GIVEN REQUEST
Transcribe the data in full and exactly, omitting any pictures.

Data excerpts
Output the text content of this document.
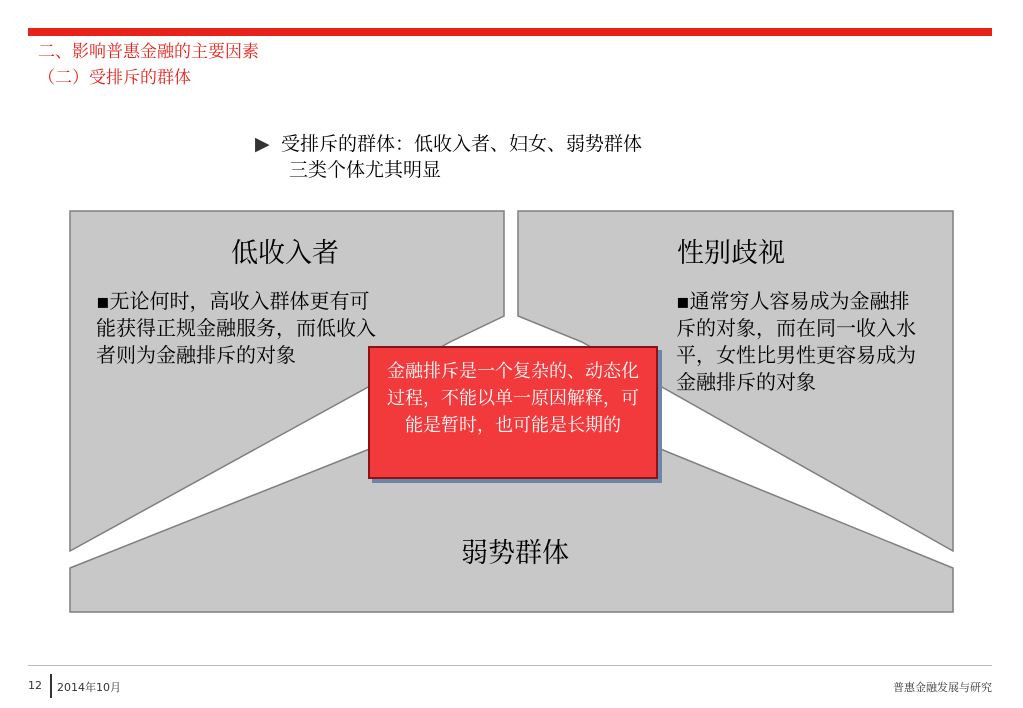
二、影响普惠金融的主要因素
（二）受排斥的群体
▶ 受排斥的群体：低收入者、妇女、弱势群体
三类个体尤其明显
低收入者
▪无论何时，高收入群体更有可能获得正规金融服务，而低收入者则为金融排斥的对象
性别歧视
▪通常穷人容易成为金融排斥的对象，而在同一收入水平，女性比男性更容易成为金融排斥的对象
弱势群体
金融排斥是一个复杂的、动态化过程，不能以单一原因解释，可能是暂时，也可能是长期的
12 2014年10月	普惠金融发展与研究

EXERCISE RESPONSE
Output the text content of this document.
二、影响普惠金融的主要因素
（二）受排斥的群体
▶ 受排斥的群体：低收入者、妇女、弱势群体
三类个体尤其明显
低收入者
▪无论何时，高收入群体更有可能获得正规金融服务，而低收入者则为金融排斥的对象
性别歧视
▪通常穷人容易成为金融排斥的对象，而在同一收入水平，女性比男性更容易成为金融排斥的对象
弱势群体
金融排斥是一个复杂的、动态化过程，不能以单一原因解释，可能是暂时，也可能是长期的
12 2014年10月	普惠金融发展与研究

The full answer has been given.